— start of Data lines —

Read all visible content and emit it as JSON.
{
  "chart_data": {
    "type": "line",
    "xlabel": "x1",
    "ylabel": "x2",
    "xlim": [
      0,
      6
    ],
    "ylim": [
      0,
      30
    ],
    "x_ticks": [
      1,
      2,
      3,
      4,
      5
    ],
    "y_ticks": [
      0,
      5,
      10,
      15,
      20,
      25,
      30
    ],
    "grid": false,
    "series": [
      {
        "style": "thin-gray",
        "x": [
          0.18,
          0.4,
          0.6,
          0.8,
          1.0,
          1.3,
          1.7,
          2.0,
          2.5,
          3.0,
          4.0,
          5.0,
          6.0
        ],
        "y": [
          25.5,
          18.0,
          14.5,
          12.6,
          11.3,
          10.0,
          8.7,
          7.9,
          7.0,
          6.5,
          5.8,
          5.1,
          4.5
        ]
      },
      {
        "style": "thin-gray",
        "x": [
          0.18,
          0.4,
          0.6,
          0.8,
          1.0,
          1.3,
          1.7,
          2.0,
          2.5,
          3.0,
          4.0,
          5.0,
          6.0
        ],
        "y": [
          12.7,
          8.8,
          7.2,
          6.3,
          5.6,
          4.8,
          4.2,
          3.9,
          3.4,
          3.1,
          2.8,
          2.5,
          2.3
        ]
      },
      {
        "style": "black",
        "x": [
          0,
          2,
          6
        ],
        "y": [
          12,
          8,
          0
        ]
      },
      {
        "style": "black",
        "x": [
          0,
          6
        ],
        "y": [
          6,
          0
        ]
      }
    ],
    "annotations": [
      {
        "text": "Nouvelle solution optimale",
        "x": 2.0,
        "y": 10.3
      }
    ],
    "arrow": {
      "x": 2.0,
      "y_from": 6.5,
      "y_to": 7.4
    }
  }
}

— end of Data lines —

Objective >> Every entry in the listing must be retyped exactly.

Task result >>
Read all visible content and emit it as JSON.
{
  "chart_data": {
    "type": "line",
    "xlabel": "x1",
    "ylabel": "x2",
    "xlim": [
      0,
      6
    ],
    "ylim": [
      0,
      30
    ],
    "x_ticks": [
      1,
      2,
      3,
      4,
      5
    ],
    "y_ticks": [
      0,
      5,
      10,
      15,
      20,
      25,
      30
    ],
    "grid": false,
    "series": [
      {
        "style": "thin-gray",
        "x": [
          0.18,
          0.4,
          0.6,
          0.8,
          1.0,
          1.3,
          1.7,
          2.0,
          2.5,
          3.0,
          4.0,
          5.0,
          6.0
        ],
        "y": [
          25.5,
          18.0,
          14.5,
          12.6,
          11.3,
          10.0,
          8.7,
          7.9,
          7.0,
          6.5,
          5.8,
          5.1,
          4.5
        ]
      },
      {
        "style": "thin-gray",
        "x": [
          0.18,
          0.4,
          0.6,
          0.8,
          1.0,
          1.3,
          1.7,
          2.0,
          2.5,
          3.0,
          4.0,
          5.0,
          6.0
        ],
        "y": [
          12.7,
          8.8,
          7.2,
          6.3,
          5.6,
          4.8,
          4.2,
          3.9,
          3.4,
          3.1,
          2.8,
          2.5,
          2.3
        ]
      },
      {
        "style": "black",
        "x": [
          0,
          2,
          6
        ],
        "y": [
          12,
          8,
          0
        ]
      },
      {
        "style": "black",
        "x": [
          0,
          6
        ],
        "y": [
          6,
          0
        ]
      }
    ],
    "annotations": [
      {
        "text": "Nouvelle solution optimale",
        "x": 2.0,
        "y": 10.3
      }
    ],
    "arrow": {
      "x": 2.0,
      "y_from": 6.5,
      "y_to": 7.4
    }
  }
}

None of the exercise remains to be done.